--- WHAT THE EXERCISE ASKS ---
Take the line that contains "Give me the" and every line after it in the material below, and quote them exactly.

Top of DATASET CONTENT

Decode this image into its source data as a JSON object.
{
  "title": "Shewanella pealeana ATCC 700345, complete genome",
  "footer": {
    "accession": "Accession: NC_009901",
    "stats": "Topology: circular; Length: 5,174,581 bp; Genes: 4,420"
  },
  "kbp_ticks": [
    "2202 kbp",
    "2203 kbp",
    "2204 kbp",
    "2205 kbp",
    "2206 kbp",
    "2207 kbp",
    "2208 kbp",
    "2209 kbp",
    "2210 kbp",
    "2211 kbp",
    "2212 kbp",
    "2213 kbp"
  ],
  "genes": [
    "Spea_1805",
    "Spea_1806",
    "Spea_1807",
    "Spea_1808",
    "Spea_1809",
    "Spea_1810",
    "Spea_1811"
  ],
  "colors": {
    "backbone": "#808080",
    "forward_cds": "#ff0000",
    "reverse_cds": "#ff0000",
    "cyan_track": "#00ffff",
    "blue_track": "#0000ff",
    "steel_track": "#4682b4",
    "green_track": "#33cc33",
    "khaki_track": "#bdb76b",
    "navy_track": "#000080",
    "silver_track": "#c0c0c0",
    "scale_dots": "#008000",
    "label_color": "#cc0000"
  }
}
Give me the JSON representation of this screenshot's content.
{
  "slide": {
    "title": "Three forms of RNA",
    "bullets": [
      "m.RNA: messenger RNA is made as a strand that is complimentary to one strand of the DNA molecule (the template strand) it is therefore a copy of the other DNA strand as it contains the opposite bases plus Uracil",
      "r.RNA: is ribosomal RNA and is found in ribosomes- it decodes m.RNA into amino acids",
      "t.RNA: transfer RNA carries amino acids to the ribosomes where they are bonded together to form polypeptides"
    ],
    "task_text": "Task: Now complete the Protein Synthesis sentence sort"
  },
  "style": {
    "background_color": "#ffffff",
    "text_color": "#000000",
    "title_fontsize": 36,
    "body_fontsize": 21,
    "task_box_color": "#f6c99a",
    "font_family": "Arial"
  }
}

Bottom of DATASET CONTENT

--- EXERCISE SOLUTION ---
Give me the JSON representation of this screenshot's content.
{
  "slide": {
    "title": "Three forms of RNA",
    "bullets": [
      "m.RNA: messenger RNA is made as a strand that is complimentary to one strand of the DNA molecule (the template strand) it is therefore a copy of the other DNA strand as it contains the opposite bases plus Uracil",
      "r.RNA: is ribosomal RNA and is found in ribosomes- it decodes m.RNA into amino acids",
      "t.RNA: transfer RNA carries amino acids to the ribosomes where they are bonded together to form polypeptides"
    ],
    "task_text": "Task: Now complete the Protein Synthesis sentence sort"
  },
  "style": {
    "background_color": "#ffffff",
    "text_color": "#000000",
    "title_fontsize": 36,
    "body_fontsize": 21,
    "task_box_color": "#f6c99a",
    "font_family": "Arial"
  }
}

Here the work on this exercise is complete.